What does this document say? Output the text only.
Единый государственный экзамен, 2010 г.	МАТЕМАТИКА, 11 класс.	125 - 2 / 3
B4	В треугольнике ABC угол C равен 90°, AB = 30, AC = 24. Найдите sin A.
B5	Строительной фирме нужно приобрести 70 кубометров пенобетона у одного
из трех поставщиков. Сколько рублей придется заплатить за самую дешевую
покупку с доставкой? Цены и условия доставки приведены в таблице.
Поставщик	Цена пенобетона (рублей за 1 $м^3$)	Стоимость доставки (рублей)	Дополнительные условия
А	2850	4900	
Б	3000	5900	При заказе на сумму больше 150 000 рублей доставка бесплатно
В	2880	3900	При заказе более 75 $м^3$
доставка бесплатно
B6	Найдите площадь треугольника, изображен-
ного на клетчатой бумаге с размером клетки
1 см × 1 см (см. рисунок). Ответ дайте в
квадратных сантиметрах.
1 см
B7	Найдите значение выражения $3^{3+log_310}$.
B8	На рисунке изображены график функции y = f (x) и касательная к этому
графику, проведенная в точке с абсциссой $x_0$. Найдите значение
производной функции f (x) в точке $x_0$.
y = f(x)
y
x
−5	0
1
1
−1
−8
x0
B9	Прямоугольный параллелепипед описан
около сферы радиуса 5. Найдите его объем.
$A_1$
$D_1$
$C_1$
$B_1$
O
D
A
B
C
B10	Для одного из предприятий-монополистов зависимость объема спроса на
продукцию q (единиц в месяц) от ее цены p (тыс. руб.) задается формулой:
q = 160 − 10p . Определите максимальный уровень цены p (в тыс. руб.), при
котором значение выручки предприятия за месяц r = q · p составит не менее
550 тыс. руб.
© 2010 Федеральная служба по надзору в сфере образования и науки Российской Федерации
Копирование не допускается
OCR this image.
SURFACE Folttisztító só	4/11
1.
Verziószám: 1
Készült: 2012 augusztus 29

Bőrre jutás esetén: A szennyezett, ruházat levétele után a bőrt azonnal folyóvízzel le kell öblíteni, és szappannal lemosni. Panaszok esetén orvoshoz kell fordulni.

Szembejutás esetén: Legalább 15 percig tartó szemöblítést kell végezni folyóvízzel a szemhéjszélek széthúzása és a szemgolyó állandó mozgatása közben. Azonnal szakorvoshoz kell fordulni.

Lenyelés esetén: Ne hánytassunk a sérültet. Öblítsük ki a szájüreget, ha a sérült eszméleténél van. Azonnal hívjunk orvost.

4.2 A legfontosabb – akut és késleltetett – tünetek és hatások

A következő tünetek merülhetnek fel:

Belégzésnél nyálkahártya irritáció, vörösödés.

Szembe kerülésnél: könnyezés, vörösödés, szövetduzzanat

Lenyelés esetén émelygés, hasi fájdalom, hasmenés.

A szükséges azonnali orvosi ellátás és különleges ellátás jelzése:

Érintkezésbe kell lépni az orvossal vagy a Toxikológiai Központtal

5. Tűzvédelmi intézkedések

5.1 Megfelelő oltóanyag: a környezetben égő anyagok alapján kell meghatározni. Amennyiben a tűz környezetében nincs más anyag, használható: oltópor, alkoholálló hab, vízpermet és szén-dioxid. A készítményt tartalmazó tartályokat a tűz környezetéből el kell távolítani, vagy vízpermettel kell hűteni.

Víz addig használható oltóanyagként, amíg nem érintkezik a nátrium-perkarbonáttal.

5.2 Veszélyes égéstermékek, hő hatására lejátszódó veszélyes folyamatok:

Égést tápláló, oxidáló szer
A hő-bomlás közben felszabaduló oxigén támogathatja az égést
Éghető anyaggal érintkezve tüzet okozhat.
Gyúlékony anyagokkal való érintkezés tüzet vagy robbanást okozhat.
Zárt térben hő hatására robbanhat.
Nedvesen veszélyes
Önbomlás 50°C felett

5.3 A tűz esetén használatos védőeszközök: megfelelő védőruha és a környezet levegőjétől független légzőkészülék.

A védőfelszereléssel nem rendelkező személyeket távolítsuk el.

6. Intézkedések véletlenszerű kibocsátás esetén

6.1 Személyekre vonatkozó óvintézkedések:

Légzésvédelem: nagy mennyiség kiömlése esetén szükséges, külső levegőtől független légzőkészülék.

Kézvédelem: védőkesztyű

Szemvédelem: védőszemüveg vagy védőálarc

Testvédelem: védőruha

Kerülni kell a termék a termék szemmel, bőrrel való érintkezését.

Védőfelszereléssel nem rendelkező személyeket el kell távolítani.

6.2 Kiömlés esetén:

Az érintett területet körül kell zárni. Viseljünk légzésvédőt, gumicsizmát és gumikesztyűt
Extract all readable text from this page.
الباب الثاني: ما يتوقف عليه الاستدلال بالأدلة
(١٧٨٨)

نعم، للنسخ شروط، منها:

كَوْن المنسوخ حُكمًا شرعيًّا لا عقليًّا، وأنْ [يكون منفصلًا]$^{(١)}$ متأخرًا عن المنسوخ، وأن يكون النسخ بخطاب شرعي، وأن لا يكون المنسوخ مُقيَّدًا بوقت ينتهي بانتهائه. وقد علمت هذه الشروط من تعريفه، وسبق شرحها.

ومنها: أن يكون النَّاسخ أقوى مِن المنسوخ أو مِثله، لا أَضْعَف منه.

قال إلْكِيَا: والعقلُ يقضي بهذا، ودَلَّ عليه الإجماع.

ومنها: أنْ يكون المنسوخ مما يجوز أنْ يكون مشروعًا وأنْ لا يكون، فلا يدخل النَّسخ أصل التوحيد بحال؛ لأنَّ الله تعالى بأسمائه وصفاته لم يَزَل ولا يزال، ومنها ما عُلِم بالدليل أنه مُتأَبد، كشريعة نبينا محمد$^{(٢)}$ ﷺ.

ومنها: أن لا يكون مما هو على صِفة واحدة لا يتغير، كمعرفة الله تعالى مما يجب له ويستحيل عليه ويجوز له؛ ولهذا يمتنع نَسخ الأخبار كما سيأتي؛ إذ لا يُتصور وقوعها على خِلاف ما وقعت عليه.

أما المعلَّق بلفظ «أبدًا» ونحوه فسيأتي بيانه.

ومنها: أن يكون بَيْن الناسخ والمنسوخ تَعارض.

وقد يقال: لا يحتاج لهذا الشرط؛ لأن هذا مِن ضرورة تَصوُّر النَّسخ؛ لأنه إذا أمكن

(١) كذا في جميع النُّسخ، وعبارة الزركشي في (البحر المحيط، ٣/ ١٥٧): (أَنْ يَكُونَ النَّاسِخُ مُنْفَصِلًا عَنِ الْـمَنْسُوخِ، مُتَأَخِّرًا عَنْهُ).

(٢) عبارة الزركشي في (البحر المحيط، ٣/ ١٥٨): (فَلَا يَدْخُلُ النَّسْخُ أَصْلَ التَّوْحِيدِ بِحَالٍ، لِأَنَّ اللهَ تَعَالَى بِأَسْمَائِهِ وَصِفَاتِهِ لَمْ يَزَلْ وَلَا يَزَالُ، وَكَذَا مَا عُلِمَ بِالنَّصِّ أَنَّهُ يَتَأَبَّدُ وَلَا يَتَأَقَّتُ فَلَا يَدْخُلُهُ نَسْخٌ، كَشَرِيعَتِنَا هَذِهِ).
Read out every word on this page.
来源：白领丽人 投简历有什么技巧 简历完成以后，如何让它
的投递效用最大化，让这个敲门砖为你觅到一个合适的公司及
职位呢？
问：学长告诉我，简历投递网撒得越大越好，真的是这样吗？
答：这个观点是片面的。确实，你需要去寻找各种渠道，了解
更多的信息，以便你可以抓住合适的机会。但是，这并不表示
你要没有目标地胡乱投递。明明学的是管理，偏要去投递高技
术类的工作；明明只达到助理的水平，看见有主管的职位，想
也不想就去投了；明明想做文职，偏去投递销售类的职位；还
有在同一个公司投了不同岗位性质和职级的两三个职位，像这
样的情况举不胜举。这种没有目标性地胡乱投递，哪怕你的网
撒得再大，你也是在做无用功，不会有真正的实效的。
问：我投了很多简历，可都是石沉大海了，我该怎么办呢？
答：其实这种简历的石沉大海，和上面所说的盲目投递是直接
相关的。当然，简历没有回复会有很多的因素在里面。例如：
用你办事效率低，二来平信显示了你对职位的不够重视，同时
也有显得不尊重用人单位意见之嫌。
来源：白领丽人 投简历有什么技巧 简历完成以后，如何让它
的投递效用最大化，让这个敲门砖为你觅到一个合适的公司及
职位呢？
☆ ☆ ☆ ☆ ☆
▶ Exercise goal
Check each line of the entries above, and show every one holding the word "функции".

▶ Correct response
B8	На рисунке изображены график функции y = f (x) и касательная к этому
производной функции f (x) в точке $x_0$.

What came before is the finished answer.